WHAT YOU NEED TO DO:
In the copy, keep every record exact and leave out all images.

[THE RECORDS Boundary: Start]

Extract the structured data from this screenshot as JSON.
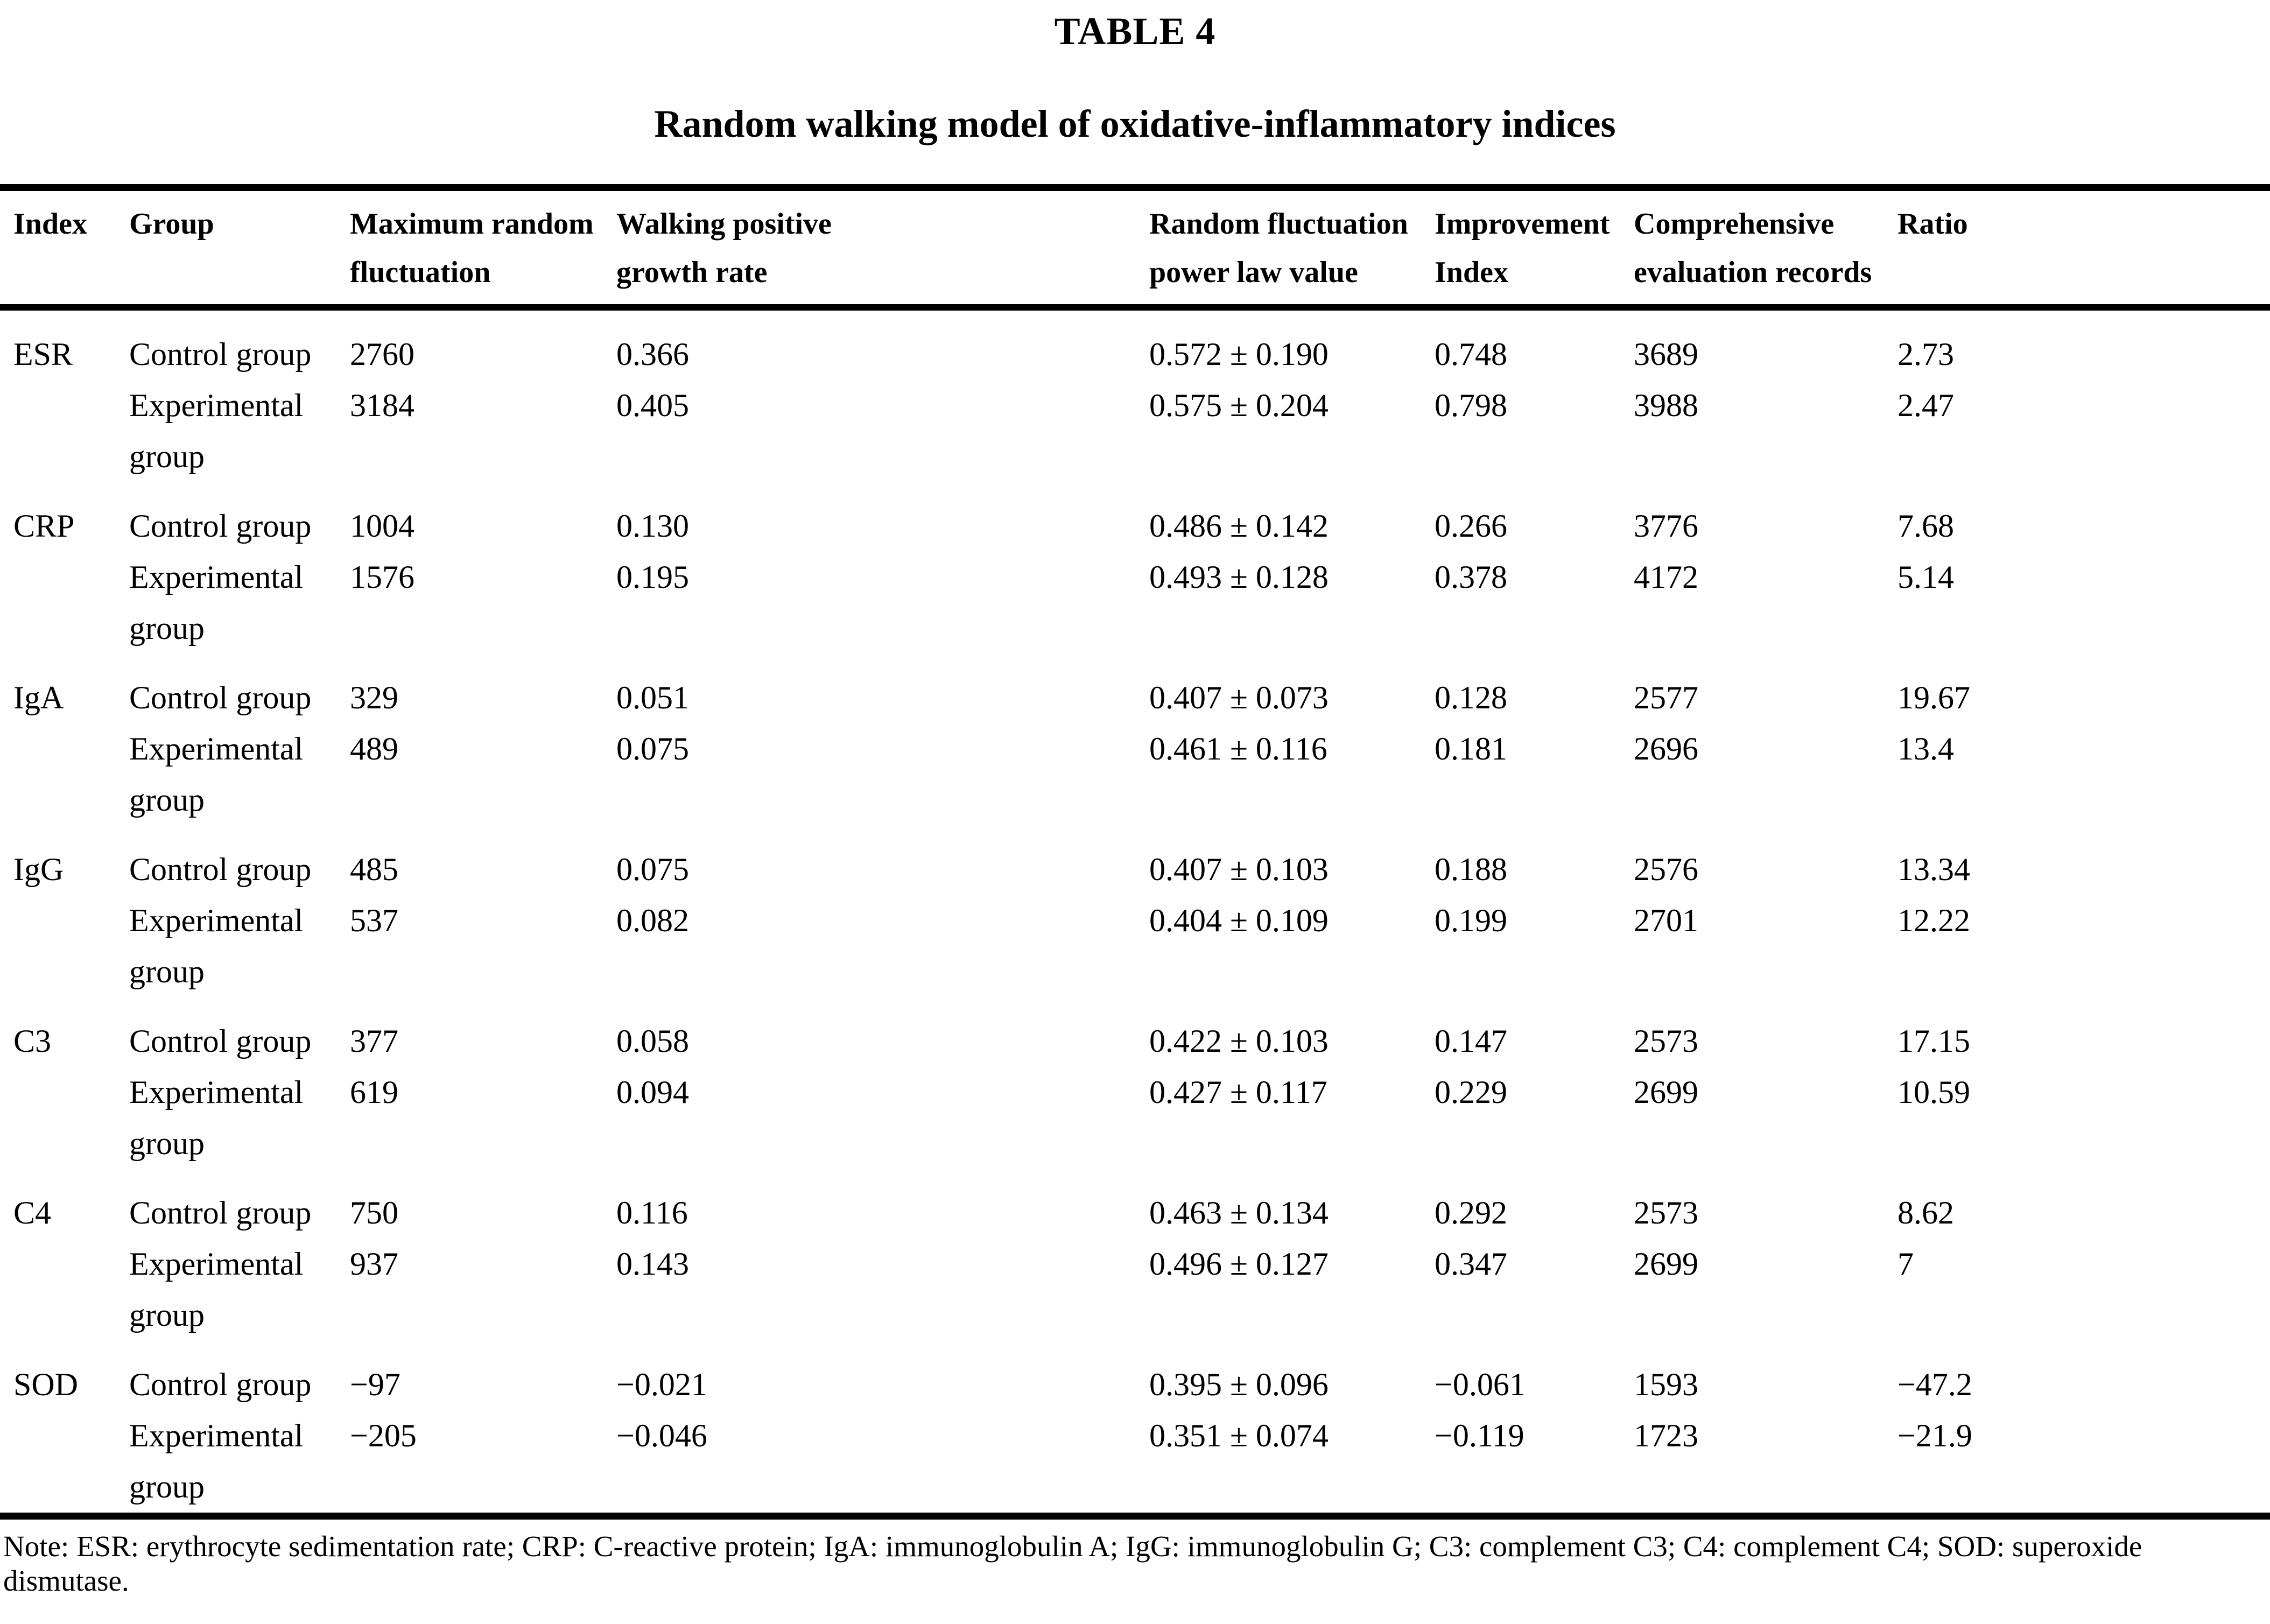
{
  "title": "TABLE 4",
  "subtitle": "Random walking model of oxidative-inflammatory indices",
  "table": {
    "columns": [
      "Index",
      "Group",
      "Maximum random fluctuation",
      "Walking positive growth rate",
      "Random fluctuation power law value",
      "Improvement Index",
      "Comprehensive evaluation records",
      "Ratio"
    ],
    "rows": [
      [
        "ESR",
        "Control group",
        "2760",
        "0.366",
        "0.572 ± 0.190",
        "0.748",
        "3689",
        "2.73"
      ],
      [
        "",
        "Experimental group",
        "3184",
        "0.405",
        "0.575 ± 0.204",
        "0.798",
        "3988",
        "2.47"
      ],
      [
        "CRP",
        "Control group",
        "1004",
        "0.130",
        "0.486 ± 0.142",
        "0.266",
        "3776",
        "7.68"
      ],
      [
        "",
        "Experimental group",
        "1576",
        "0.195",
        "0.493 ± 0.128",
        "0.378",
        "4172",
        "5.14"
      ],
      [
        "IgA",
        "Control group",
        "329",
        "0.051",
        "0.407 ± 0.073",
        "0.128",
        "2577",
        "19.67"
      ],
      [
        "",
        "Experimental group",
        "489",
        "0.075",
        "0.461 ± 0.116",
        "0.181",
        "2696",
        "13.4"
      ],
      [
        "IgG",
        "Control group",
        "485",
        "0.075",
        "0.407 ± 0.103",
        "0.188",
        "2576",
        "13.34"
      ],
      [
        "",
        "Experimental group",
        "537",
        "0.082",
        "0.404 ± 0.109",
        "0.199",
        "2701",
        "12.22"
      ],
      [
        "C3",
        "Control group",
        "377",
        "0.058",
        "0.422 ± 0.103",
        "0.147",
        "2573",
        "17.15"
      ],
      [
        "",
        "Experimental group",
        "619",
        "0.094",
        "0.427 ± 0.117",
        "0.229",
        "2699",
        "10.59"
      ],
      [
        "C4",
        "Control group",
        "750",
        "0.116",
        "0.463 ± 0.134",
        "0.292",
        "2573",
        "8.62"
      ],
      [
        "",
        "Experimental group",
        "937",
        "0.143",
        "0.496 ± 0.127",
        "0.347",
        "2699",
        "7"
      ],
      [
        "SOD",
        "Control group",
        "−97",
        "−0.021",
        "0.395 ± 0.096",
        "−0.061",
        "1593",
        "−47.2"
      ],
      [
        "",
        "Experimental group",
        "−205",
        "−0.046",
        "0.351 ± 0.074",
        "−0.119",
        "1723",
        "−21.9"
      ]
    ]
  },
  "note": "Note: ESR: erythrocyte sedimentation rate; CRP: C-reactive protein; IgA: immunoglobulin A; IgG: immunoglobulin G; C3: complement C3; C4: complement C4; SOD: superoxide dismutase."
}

[THE RECORDS Boundary: End]

SOLUTION BELOW:
Extract the structured data from this screenshot as JSON.
{
  "title": "TABLE 4",
  "subtitle": "Random walking model of oxidative-inflammatory indices",
  "table": {
    "columns": [
      "Index",
      "Group",
      "Maximum random fluctuation",
      "Walking positive growth rate",
      "Random fluctuation power law value",
      "Improvement Index",
      "Comprehensive evaluation records",
      "Ratio"
    ],
    "rows": [
      [
        "ESR",
        "Control group",
        "2760",
        "0.366",
        "0.572 ± 0.190",
        "0.748",
        "3689",
        "2.73"
      ],
      [
        "",
        "Experimental group",
        "3184",
        "0.405",
        "0.575 ± 0.204",
        "0.798",
        "3988",
        "2.47"
      ],
      [
        "CRP",
        "Control group",
        "1004",
        "0.130",
        "0.486 ± 0.142",
        "0.266",
        "3776",
        "7.68"
      ],
      [
        "",
        "Experimental group",
        "1576",
        "0.195",
        "0.493 ± 0.128",
        "0.378",
        "4172",
        "5.14"
      ],
      [
        "IgA",
        "Control group",
        "329",
        "0.051",
        "0.407 ± 0.073",
        "0.128",
        "2577",
        "19.67"
      ],
      [
        "",
        "Experimental group",
        "489",
        "0.075",
        "0.461 ± 0.116",
        "0.181",
        "2696",
        "13.4"
      ],
      [
        "IgG",
        "Control group",
        "485",
        "0.075",
        "0.407 ± 0.103",
        "0.188",
        "2576",
        "13.34"
      ],
      [
        "",
        "Experimental group",
        "537",
        "0.082",
        "0.404 ± 0.109",
        "0.199",
        "2701",
        "12.22"
      ],
      [
        "C3",
        "Control group",
        "377",
        "0.058",
        "0.422 ± 0.103",
        "0.147",
        "2573",
        "17.15"
      ],
      [
        "",
        "Experimental group",
        "619",
        "0.094",
        "0.427 ± 0.117",
        "0.229",
        "2699",
        "10.59"
      ],
      [
        "C4",
        "Control group",
        "750",
        "0.116",
        "0.463 ± 0.134",
        "0.292",
        "2573",
        "8.62"
      ],
      [
        "",
        "Experimental group",
        "937",
        "0.143",
        "0.496 ± 0.127",
        "0.347",
        "2699",
        "7"
      ],
      [
        "SOD",
        "Control group",
        "−97",
        "−0.021",
        "0.395 ± 0.096",
        "−0.061",
        "1593",
        "−47.2"
      ],
      [
        "",
        "Experimental group",
        "−205",
        "−0.046",
        "0.351 ± 0.074",
        "−0.119",
        "1723",
        "−21.9"
      ]
    ]
  },
  "note": "Note: ESR: erythrocyte sedimentation rate; CRP: C-reactive protein; IgA: immunoglobulin A; IgG: immunoglobulin G; C3: complement C3; C4: complement C4; SOD: superoxide dismutase."
}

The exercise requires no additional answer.